**WHAT TO WORK ON:** Report all lines from the entries below in which "live" appears.

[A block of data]
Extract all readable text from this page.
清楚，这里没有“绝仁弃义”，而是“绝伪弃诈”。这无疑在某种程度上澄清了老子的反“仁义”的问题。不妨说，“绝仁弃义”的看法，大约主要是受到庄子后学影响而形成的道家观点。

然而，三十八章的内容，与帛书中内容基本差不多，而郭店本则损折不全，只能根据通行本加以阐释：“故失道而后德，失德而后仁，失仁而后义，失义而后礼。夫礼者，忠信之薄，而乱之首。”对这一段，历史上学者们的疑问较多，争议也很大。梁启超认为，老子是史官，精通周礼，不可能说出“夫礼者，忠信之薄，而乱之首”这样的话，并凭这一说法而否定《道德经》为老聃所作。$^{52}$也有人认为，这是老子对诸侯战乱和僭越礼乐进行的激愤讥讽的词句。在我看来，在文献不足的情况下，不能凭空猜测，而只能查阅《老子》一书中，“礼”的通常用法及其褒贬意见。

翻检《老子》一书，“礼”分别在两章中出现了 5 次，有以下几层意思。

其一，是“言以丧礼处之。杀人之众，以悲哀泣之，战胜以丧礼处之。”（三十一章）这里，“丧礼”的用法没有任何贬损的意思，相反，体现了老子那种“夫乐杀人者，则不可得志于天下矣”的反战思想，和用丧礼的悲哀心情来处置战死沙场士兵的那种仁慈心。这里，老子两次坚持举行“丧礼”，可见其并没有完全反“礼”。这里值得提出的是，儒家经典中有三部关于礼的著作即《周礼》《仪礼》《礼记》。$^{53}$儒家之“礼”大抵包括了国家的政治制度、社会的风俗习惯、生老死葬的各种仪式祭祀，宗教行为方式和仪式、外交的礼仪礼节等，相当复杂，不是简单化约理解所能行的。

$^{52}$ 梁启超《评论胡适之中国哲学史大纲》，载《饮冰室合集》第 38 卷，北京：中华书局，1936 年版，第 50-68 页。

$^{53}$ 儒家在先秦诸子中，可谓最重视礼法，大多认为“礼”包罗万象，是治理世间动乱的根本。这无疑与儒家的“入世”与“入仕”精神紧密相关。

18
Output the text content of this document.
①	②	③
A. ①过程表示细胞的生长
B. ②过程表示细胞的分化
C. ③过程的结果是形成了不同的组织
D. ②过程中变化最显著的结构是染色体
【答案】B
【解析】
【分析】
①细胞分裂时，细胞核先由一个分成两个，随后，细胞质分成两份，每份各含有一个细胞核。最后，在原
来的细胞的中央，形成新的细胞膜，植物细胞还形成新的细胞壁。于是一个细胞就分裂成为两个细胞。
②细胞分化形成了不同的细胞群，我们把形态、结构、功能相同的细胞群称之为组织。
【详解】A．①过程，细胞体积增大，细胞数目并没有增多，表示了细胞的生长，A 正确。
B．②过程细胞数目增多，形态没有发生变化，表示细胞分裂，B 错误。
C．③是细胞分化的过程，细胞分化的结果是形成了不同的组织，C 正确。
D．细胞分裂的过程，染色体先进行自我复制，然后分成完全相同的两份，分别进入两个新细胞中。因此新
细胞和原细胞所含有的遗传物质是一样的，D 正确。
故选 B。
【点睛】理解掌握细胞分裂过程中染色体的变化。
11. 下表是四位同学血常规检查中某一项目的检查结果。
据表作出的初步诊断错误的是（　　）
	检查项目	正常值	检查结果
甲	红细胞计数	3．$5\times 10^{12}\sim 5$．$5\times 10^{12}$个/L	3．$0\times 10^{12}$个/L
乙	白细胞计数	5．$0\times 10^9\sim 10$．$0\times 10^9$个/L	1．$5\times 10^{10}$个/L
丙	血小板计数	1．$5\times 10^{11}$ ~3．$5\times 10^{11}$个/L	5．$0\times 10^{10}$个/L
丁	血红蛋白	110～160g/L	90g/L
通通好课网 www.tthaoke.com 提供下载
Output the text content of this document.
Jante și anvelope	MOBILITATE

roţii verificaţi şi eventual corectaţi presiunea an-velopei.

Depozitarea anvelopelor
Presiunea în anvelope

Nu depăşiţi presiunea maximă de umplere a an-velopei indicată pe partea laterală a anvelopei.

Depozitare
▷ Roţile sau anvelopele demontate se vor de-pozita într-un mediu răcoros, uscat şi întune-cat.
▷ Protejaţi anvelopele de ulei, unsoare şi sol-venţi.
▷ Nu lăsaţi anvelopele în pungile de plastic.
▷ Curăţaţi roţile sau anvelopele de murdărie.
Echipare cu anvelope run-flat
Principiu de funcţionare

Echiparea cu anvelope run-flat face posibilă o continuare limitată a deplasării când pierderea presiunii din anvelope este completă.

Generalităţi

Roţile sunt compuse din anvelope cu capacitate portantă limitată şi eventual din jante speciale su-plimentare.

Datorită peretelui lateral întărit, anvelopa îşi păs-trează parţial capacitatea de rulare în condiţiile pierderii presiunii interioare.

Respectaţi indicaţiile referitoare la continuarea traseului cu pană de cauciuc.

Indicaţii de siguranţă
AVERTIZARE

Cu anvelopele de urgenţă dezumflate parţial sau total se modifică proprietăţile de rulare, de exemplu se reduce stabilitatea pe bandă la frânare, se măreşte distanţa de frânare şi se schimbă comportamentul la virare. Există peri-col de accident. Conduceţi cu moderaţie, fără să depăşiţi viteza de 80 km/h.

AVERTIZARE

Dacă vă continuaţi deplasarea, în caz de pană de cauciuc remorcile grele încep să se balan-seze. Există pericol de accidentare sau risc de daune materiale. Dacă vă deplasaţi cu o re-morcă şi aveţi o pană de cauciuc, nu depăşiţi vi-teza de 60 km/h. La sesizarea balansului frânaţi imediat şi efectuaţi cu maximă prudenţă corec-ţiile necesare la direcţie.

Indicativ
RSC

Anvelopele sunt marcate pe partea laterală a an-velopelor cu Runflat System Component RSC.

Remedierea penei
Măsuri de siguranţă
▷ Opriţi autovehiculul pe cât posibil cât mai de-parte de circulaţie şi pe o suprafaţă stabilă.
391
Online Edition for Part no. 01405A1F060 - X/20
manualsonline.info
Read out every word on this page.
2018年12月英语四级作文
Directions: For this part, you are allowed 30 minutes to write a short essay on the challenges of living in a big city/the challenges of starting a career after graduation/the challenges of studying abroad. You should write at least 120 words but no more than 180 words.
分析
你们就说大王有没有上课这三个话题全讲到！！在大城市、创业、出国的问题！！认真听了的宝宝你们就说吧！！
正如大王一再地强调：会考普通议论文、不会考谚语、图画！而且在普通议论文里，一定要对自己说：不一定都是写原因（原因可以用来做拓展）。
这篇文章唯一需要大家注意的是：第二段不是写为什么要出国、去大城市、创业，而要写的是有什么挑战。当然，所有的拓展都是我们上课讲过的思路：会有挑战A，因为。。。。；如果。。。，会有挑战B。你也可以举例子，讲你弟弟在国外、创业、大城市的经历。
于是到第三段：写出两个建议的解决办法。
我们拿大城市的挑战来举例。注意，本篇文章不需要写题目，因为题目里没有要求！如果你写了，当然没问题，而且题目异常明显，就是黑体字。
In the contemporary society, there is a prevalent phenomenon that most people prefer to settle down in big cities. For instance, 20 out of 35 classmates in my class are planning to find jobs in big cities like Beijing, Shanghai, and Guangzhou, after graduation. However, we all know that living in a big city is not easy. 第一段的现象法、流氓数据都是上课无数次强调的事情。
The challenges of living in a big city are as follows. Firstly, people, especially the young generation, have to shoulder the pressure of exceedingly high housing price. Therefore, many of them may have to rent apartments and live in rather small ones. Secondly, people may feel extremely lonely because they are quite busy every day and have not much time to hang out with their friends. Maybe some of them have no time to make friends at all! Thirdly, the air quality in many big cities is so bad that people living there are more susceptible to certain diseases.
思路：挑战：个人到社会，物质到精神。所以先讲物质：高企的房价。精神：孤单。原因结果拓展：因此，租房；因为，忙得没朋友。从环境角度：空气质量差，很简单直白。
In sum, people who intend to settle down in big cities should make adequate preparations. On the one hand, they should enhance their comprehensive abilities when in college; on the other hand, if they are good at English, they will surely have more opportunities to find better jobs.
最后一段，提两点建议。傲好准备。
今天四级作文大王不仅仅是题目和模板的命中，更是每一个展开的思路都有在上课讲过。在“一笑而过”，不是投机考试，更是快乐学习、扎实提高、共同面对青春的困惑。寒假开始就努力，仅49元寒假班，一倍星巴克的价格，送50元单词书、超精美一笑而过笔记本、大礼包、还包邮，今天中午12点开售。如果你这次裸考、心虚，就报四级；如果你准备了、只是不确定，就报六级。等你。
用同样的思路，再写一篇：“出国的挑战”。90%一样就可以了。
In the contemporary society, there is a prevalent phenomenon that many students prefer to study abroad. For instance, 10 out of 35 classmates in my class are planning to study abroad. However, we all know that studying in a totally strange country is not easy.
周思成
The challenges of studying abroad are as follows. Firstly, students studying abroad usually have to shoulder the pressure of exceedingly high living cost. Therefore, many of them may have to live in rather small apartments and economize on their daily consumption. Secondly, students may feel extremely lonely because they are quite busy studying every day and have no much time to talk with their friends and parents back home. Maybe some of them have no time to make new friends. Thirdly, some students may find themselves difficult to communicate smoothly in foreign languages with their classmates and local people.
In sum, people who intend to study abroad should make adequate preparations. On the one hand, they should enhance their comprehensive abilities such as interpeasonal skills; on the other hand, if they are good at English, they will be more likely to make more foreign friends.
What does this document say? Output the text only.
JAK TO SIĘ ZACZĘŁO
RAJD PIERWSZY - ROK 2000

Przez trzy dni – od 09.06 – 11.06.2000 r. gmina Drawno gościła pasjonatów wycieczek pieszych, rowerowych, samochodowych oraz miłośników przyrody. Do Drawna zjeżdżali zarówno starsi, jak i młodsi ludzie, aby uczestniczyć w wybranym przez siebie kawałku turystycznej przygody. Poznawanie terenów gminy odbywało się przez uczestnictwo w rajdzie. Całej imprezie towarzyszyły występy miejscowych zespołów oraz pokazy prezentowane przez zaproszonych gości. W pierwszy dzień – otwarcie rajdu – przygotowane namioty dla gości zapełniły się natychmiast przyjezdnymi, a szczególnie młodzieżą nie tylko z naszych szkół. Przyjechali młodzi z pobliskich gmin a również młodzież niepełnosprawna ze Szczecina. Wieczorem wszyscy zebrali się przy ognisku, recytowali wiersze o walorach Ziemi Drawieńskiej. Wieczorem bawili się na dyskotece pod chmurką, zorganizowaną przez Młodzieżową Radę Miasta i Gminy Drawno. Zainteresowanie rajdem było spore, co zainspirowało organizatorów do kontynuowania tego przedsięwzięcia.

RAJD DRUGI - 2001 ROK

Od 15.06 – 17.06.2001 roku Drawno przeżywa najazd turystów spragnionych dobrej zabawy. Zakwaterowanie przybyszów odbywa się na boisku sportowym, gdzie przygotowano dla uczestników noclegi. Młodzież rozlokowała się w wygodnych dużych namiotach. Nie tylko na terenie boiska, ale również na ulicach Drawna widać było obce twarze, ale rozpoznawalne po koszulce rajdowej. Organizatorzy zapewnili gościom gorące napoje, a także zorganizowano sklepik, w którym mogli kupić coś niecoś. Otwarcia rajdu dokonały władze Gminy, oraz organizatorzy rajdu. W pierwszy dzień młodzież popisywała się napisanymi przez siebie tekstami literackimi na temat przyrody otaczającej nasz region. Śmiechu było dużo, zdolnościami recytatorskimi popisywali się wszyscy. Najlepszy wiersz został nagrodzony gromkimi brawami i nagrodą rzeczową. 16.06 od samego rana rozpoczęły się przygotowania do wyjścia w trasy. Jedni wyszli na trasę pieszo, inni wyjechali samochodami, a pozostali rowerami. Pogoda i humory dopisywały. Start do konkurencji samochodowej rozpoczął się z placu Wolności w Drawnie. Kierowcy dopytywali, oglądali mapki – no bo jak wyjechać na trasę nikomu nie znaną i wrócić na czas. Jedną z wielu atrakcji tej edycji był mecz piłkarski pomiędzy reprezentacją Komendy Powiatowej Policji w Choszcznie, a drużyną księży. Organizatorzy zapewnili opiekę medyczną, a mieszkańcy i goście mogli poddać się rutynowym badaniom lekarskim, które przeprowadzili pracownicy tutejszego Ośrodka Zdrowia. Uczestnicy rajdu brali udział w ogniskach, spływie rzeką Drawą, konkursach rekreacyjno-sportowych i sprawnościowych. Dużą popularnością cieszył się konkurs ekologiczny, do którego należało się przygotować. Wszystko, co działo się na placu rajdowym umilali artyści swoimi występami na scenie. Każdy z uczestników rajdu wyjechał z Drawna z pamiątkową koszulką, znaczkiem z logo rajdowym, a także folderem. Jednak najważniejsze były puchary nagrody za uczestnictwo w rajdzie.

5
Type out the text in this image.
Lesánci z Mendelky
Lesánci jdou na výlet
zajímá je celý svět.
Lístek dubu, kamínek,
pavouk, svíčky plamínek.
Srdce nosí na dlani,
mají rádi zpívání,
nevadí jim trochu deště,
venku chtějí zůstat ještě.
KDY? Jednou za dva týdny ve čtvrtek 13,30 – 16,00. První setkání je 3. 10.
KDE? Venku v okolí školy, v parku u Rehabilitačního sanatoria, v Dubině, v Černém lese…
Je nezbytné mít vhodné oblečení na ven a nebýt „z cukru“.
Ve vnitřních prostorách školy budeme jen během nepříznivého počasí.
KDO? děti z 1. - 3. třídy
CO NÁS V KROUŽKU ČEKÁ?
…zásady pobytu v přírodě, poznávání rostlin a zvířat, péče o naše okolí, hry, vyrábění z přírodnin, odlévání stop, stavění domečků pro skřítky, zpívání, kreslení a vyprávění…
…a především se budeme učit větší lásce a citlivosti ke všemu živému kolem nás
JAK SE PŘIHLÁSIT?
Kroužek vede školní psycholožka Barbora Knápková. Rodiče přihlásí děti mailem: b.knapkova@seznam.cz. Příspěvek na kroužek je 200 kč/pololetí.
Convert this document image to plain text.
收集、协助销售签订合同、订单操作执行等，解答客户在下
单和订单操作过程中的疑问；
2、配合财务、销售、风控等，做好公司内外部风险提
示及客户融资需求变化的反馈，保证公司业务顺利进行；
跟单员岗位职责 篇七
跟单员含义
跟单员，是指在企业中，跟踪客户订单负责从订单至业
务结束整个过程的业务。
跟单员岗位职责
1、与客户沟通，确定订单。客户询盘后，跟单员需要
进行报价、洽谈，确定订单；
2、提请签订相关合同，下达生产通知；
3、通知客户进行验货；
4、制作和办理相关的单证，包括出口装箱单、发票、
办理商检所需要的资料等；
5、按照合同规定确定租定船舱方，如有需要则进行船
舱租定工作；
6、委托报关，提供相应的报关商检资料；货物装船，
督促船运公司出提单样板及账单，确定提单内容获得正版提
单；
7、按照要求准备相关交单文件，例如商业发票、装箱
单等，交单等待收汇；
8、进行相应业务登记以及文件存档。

**OUTPUT OF THE EXERCISE:**
The challenges of living in a big city are as follows. Firstly, people, especially the young generation, have to shoulder the pressure of exceedingly high housing price. Therefore, many of them may have to rent apartments and live in rather small ones. Secondly, people may feel extremely lonely because they are quite busy every day and have not much time to hang out with their friends. Maybe some of them have no time to make friends at all! Thirdly, the air quality in many big cities is so bad that people living there are more susceptible to certain diseases.
The challenges of studying abroad are as follows. Firstly, students studying abroad usually have to shoulder the pressure of exceedingly high living cost. Therefore, many of them may have to live in rather small apartments and economize on their daily consumption. Secondly, students may feel extremely lonely because they are quite busy studying every day and have no much time to talk with their friends and parents back home. Maybe some of them have no time to make new friends. Thirdly, some students may find themselves difficult to communicate smoothly in foreign languages with their classmates and local people.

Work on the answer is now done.